Provide only the number of lines where "JSON" occurs.
+++ Data for this exercise
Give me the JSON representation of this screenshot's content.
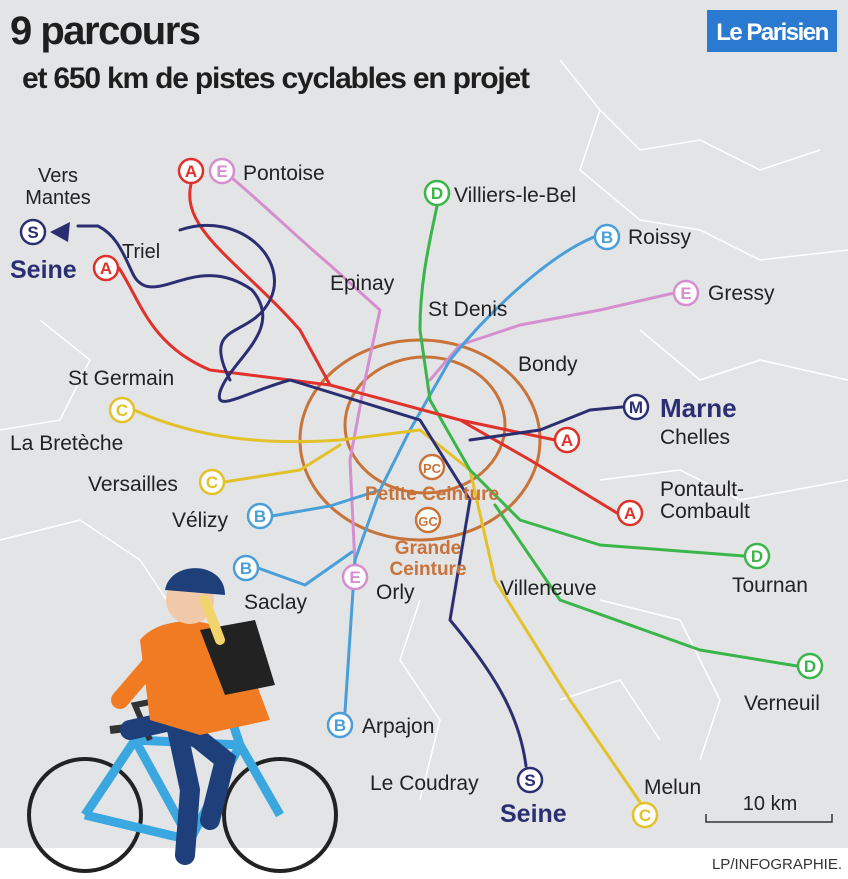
{
  "header": {
    "title": "9 parcours",
    "subtitle": "et 650 km de pistes cyclables en projet",
    "logo": "Le Parisien"
  },
  "labels": [
    {
      "lines": [
        "Vers",
        "Mantes"
      ]
    },
    {
      "lines": [
        "Seine"
      ]
    },
    {
      "lines": [
        "Triel"
      ]
    },
    {
      "lines": [
        "Pontoise"
      ]
    },
    {
      "lines": [
        "Villiers-le-Bel"
      ]
    },
    {
      "lines": [
        "Roissy"
      ]
    },
    {
      "lines": [
        "Epinay"
      ]
    },
    {
      "lines": [
        "St Denis"
      ]
    },
    {
      "lines": [
        "Gressy"
      ]
    },
    {
      "lines": [
        "Bondy"
      ]
    },
    {
      "lines": [
        "St Germain"
      ]
    },
    {
      "lines": [
        "Marne"
      ]
    },
    {
      "lines": [
        "Chelles"
      ]
    },
    {
      "lines": [
        "La Bretèche"
      ]
    },
    {
      "lines": [
        "Versailles"
      ]
    },
    {
      "lines": [
        "Pontault-",
        "Combault"
      ]
    },
    {
      "lines": [
        "Petite Ceinture"
      ]
    },
    {
      "lines": [
        "Vélizy"
      ]
    },
    {
      "lines": [
        "Grande",
        "Ceinture"
      ]
    },
    {
      "lines": [
        "Tournan"
      ]
    },
    {
      "lines": [
        "Saclay"
      ]
    },
    {
      "lines": [
        "Orly"
      ]
    },
    {
      "lines": [
        "Villeneuve"
      ]
    },
    {
      "lines": [
        "Verneuil"
      ]
    },
    {
      "lines": [
        "Arpajon"
      ]
    },
    {
      "lines": [
        "Le Coudray"
      ]
    },
    {
      "lines": [
        "Melun"
      ]
    },
    {
      "lines": [
        "Seine"
      ]
    }
  ],
  "badges": [
    {
      "letter": "A",
      "color": "#e0312b"
    },
    {
      "letter": "E",
      "color": "#d58fcf"
    },
    {
      "letter": "D",
      "color": "#3ab54a"
    },
    {
      "letter": "B",
      "color": "#4a9fd8"
    },
    {
      "letter": "S",
      "color": "#2b2f72"
    },
    {
      "letter": "A",
      "color": "#e0312b"
    },
    {
      "letter": "E",
      "color": "#d58fcf"
    },
    {
      "letter": "C",
      "color": "#e3c12a"
    },
    {
      "letter": "M",
      "color": "#2b2f72"
    },
    {
      "letter": "A",
      "color": "#e0312b"
    },
    {
      "letter": "C",
      "color": "#e3c12a"
    },
    {
      "letter": "A",
      "color": "#e0312b"
    },
    {
      "letter": "B",
      "color": "#4a9fd8"
    },
    {
      "letter": "PC",
      "color": "#c8733a"
    },
    {
      "letter": "GC",
      "color": "#c8733a"
    },
    {
      "letter": "D",
      "color": "#3ab54a"
    },
    {
      "letter": "B",
      "color": "#4a9fd8"
    },
    {
      "letter": "E",
      "color": "#d58fcf"
    },
    {
      "letter": "D",
      "color": "#3ab54a"
    },
    {
      "letter": "B",
      "color": "#4a9fd8"
    },
    {
      "letter": "S",
      "color": "#2b2f72"
    },
    {
      "letter": "C",
      "color": "#e3c12a"
    }
  ],
  "scale": "10 km",
  "credit": "LP/INFOGRAPHIE."
}
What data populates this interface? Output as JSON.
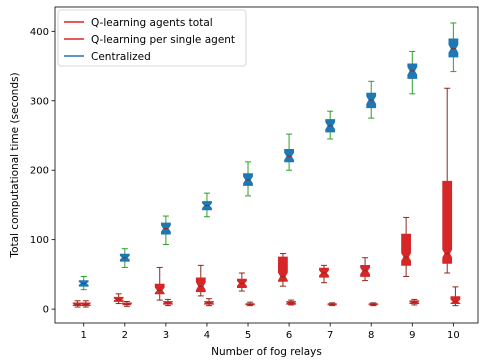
{
  "chart_data": {
    "type": "box",
    "title": "",
    "xlabel": "Number of fog relays",
    "ylabel": "Total computational time (seconds)",
    "x_ticks": [
      "1",
      "2",
      "3",
      "4",
      "5",
      "6",
      "7",
      "8",
      "9",
      "10"
    ],
    "y_ticks": [
      0,
      100,
      200,
      300,
      400
    ],
    "xlim": [
      0.3,
      10.6
    ],
    "ylim": [
      -20,
      435
    ],
    "legend_position": "top-left",
    "series": [
      {
        "name": "Q-learning agents total",
        "color": "#d62728",
        "whisker_color": "#8c2a1e",
        "offset": -0.15,
        "boxes": [
          {
            "x": 1,
            "min": 3,
            "q1": 5,
            "median": 7,
            "q3": 9,
            "max": 12
          },
          {
            "x": 2,
            "min": 8,
            "q1": 11,
            "median": 14,
            "q3": 17,
            "max": 22
          },
          {
            "x": 3,
            "min": 13,
            "q1": 22,
            "median": 27,
            "q3": 36,
            "max": 60
          },
          {
            "x": 4,
            "min": 19,
            "q1": 25,
            "median": 33,
            "q3": 45,
            "max": 63
          },
          {
            "x": 5,
            "min": 26,
            "q1": 31,
            "median": 37,
            "q3": 43,
            "max": 52
          },
          {
            "x": 6,
            "min": 33,
            "q1": 40,
            "median": 47,
            "q3": 75,
            "max": 80
          },
          {
            "x": 7,
            "min": 38,
            "q1": 46,
            "median": 52,
            "q3": 59,
            "max": 63
          },
          {
            "x": 8,
            "min": 41,
            "q1": 47,
            "median": 55,
            "q3": 63,
            "max": 74
          },
          {
            "x": 9,
            "min": 47,
            "q1": 63,
            "median": 75,
            "q3": 108,
            "max": 132
          },
          {
            "x": 10,
            "min": 52,
            "q1": 66,
            "median": 80,
            "q3": 184,
            "max": 318
          }
        ]
      },
      {
        "name": "Q-learning per single agent",
        "color": "#d62728",
        "whisker_color": "#8c2a1e",
        "offset": 0.05,
        "boxes": [
          {
            "x": 1,
            "min": 3,
            "q1": 5,
            "median": 7,
            "q3": 9,
            "max": 12
          },
          {
            "x": 2,
            "min": 4,
            "q1": 6,
            "median": 7,
            "q3": 9,
            "max": 11
          },
          {
            "x": 3,
            "min": 5,
            "q1": 7,
            "median": 9,
            "q3": 11,
            "max": 14
          },
          {
            "x": 4,
            "min": 5,
            "q1": 7,
            "median": 9,
            "q3": 11,
            "max": 15
          },
          {
            "x": 5,
            "min": 5,
            "q1": 6,
            "median": 7,
            "q3": 8,
            "max": 10
          },
          {
            "x": 6,
            "min": 6,
            "q1": 7,
            "median": 9,
            "q3": 11,
            "max": 13
          },
          {
            "x": 7,
            "min": 5,
            "q1": 6,
            "median": 7,
            "q3": 8,
            "max": 9
          },
          {
            "x": 8,
            "min": 5,
            "q1": 6,
            "median": 7,
            "q3": 8,
            "max": 9
          },
          {
            "x": 9,
            "min": 6,
            "q1": 8,
            "median": 10,
            "q3": 12,
            "max": 14
          },
          {
            "x": 10,
            "min": 5,
            "q1": 8,
            "median": 11,
            "q3": 18,
            "max": 32
          }
        ]
      },
      {
        "name": "Centralized",
        "color": "#1f77b4",
        "whisker_color": "#2ca02c",
        "offset": 0,
        "boxes": [
          {
            "x": 1,
            "min": 28,
            "q1": 33,
            "median": 37,
            "q3": 41,
            "max": 47
          },
          {
            "x": 2,
            "min": 60,
            "q1": 69,
            "median": 74,
            "q3": 79,
            "max": 87
          },
          {
            "x": 3,
            "min": 93,
            "q1": 108,
            "median": 116,
            "q3": 124,
            "max": 134
          },
          {
            "x": 4,
            "min": 133,
            "q1": 143,
            "median": 149,
            "q3": 155,
            "max": 167
          },
          {
            "x": 5,
            "min": 163,
            "q1": 178,
            "median": 186,
            "q3": 195,
            "max": 212
          },
          {
            "x": 6,
            "min": 200,
            "q1": 212,
            "median": 220,
            "q3": 230,
            "max": 252
          },
          {
            "x": 7,
            "min": 245,
            "q1": 255,
            "median": 264,
            "q3": 273,
            "max": 285
          },
          {
            "x": 8,
            "min": 275,
            "q1": 290,
            "median": 301,
            "q3": 311,
            "max": 328
          },
          {
            "x": 9,
            "min": 310,
            "q1": 332,
            "median": 343,
            "q3": 353,
            "max": 371
          },
          {
            "x": 10,
            "min": 342,
            "q1": 363,
            "median": 375,
            "q3": 389,
            "max": 412
          }
        ]
      }
    ]
  }
}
++++++
Expected answer: 2